═══ Task material
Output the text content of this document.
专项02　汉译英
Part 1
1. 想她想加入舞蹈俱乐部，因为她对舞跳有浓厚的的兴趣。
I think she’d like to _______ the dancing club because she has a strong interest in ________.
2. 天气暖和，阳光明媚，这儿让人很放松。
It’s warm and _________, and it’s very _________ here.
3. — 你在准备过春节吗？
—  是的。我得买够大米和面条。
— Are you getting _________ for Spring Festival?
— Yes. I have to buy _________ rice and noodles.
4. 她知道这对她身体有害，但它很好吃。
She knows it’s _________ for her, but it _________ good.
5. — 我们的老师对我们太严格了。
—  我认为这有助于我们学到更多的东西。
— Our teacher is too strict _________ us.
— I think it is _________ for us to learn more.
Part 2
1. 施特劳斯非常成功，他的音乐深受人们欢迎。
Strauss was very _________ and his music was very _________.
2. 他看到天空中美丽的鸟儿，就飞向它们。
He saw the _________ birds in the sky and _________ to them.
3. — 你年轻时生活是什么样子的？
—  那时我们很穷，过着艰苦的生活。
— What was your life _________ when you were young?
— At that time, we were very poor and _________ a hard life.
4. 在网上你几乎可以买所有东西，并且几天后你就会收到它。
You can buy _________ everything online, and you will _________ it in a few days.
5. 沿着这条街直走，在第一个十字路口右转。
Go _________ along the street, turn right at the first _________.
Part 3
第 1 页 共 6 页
══════
■ What to do
Write the complete data out, exactly as above.

■ Right answer
Output the text content of this document.
专项02　汉译英
Part 1
1. 想她想加入舞蹈俱乐部，因为她对舞跳有浓厚的的兴趣。
I think she’d like to _______ the dancing club because she has a strong interest in ________.
2. 天气暖和，阳光明媚，这儿让人很放松。
It’s warm and _________, and it’s very _________ here.
3. — 你在准备过春节吗？
—  是的。我得买够大米和面条。
— Are you getting _________ for Spring Festival?
— Yes. I have to buy _________ rice and noodles.
4. 她知道这对她身体有害，但它很好吃。
She knows it’s _________ for her, but it _________ good.
5. — 我们的老师对我们太严格了。
—  我认为这有助于我们学到更多的东西。
— Our teacher is too strict _________ us.
— I think it is _________ for us to learn more.
Part 2
1. 施特劳斯非常成功，他的音乐深受人们欢迎。
Strauss was very _________ and his music was very _________.
2. 他看到天空中美丽的鸟儿，就飞向它们。
He saw the _________ birds in the sky and _________ to them.
3. — 你年轻时生活是什么样子的？
—  那时我们很穷，过着艰苦的生活。
— What was your life _________ when you were young?
— At that time, we were very poor and _________ a hard life.
4. 在网上你几乎可以买所有东西，并且几天后你就会收到它。
You can buy _________ everything online, and you will _________ it in a few days.
5. 沿着这条街直走，在第一个十字路口右转。
Go _________ along the street, turn right at the first _________.
Part 3
第 1 页 共 6 页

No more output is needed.